-- begin Provided data --
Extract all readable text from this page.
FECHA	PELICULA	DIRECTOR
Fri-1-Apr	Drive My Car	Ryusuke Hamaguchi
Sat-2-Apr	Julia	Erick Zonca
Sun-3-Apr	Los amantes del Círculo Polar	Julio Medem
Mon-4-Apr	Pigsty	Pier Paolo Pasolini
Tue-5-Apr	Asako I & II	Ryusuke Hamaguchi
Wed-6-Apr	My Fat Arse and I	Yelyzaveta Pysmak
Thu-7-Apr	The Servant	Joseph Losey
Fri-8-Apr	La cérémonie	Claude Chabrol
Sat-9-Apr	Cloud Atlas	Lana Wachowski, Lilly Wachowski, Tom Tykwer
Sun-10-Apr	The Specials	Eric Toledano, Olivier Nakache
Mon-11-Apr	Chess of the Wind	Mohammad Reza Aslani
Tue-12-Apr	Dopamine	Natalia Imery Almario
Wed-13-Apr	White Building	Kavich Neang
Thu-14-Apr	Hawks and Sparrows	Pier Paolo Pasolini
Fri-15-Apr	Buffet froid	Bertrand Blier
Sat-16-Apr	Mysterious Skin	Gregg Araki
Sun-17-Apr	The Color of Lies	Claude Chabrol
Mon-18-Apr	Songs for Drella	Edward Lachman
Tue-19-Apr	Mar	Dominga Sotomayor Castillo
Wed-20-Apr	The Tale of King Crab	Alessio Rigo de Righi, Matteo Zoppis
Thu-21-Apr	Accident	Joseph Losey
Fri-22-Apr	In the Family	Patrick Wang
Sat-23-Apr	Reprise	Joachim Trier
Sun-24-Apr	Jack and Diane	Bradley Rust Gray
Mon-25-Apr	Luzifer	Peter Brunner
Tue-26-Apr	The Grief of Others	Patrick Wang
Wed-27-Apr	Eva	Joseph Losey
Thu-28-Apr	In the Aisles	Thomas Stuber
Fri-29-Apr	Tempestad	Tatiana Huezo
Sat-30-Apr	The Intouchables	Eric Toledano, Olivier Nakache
-- end Provided data --
What is being asked: Every entry must be retyped in full, exactly as given.

Completed exercise:
Extract all readable text from this page.
FECHA	PELICULA	DIRECTOR
Fri-1-Apr	Drive My Car	Ryusuke Hamaguchi
Sat-2-Apr	Julia	Erick Zonca
Sun-3-Apr	Los amantes del Círculo Polar	Julio Medem
Mon-4-Apr	Pigsty	Pier Paolo Pasolini
Tue-5-Apr	Asako I & II	Ryusuke Hamaguchi
Wed-6-Apr	My Fat Arse and I	Yelyzaveta Pysmak
Thu-7-Apr	The Servant	Joseph Losey
Fri-8-Apr	La cérémonie	Claude Chabrol
Sat-9-Apr	Cloud Atlas	Lana Wachowski, Lilly Wachowski, Tom Tykwer
Sun-10-Apr	The Specials	Eric Toledano, Olivier Nakache
Mon-11-Apr	Chess of the Wind	Mohammad Reza Aslani
Tue-12-Apr	Dopamine	Natalia Imery Almario
Wed-13-Apr	White Building	Kavich Neang
Thu-14-Apr	Hawks and Sparrows	Pier Paolo Pasolini
Fri-15-Apr	Buffet froid	Bertrand Blier
Sat-16-Apr	Mysterious Skin	Gregg Araki
Sun-17-Apr	The Color of Lies	Claude Chabrol
Mon-18-Apr	Songs for Drella	Edward Lachman
Tue-19-Apr	Mar	Dominga Sotomayor Castillo
Wed-20-Apr	The Tale of King Crab	Alessio Rigo de Righi, Matteo Zoppis
Thu-21-Apr	Accident	Joseph Losey
Fri-22-Apr	In the Family	Patrick Wang
Sat-23-Apr	Reprise	Joachim Trier
Sun-24-Apr	Jack and Diane	Bradley Rust Gray
Mon-25-Apr	Luzifer	Peter Brunner
Tue-26-Apr	The Grief of Others	Patrick Wang
Wed-27-Apr	Eva	Joseph Losey
Thu-28-Apr	In the Aisles	Thomas Stuber
Fri-29-Apr	Tempestad	Tatiana Huezo
Sat-30-Apr	The Intouchables	Eric Toledano, Olivier Nakache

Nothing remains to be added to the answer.